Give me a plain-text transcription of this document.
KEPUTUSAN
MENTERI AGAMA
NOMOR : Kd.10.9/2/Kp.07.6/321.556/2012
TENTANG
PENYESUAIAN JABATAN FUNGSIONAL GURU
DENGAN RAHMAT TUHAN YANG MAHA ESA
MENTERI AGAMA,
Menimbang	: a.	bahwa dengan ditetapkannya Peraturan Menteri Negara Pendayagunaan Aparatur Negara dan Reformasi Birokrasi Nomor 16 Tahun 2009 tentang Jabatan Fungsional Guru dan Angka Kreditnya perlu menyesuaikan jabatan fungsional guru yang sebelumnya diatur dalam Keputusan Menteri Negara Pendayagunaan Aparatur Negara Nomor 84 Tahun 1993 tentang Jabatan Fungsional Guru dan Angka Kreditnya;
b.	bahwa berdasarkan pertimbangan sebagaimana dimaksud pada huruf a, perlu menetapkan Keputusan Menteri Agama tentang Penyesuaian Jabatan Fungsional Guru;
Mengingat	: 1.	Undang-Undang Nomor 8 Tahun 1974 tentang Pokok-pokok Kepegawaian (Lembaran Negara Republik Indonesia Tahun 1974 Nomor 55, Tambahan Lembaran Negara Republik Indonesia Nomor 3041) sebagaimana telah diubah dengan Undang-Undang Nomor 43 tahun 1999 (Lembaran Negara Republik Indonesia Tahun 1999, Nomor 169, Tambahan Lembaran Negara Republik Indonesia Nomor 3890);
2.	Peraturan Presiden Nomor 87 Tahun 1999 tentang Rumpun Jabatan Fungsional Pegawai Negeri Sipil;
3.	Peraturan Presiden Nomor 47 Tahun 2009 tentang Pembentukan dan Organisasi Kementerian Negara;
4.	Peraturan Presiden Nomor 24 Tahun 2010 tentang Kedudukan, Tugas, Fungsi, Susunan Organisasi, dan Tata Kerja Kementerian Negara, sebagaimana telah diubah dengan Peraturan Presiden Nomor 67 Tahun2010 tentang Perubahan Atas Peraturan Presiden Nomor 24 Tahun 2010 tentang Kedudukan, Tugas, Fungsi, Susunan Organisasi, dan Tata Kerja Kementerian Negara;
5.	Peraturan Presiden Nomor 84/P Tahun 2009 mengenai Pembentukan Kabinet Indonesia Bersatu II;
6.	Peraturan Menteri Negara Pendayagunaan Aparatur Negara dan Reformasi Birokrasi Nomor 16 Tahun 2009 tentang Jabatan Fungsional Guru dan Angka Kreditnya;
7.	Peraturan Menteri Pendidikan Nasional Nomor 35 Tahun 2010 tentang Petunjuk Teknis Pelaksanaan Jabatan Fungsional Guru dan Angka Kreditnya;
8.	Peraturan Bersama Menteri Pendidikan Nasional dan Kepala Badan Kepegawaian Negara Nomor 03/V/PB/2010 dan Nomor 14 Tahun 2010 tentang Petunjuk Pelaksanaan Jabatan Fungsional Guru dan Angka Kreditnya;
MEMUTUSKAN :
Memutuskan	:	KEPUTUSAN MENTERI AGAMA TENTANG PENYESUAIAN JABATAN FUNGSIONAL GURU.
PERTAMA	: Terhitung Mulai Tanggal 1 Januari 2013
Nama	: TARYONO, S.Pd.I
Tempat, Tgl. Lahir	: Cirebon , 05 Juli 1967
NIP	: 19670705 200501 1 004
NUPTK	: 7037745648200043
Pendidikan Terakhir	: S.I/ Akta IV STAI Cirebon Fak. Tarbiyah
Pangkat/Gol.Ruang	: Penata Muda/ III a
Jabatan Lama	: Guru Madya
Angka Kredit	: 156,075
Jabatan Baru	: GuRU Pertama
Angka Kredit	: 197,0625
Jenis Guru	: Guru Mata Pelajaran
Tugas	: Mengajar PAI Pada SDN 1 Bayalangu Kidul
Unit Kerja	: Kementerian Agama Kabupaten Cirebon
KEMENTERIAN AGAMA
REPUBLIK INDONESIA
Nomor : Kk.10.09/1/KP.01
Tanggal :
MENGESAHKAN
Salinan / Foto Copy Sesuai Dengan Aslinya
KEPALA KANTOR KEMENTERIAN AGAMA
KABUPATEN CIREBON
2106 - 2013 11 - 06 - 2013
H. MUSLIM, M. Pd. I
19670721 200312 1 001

* [Exercise instructions]:
Search the preceding listing for the word "Pembentukan" and pull out every line that holds it.

* [Expected answer]:
3.	Peraturan Presiden Nomor 47 Tahun 2009 tentang Pembentukan dan Organisasi Kementerian Negara;
5.	Peraturan Presiden Nomor 84/P Tahun 2009 mengenai Pembentukan Kabinet Indonesia Bersatu II;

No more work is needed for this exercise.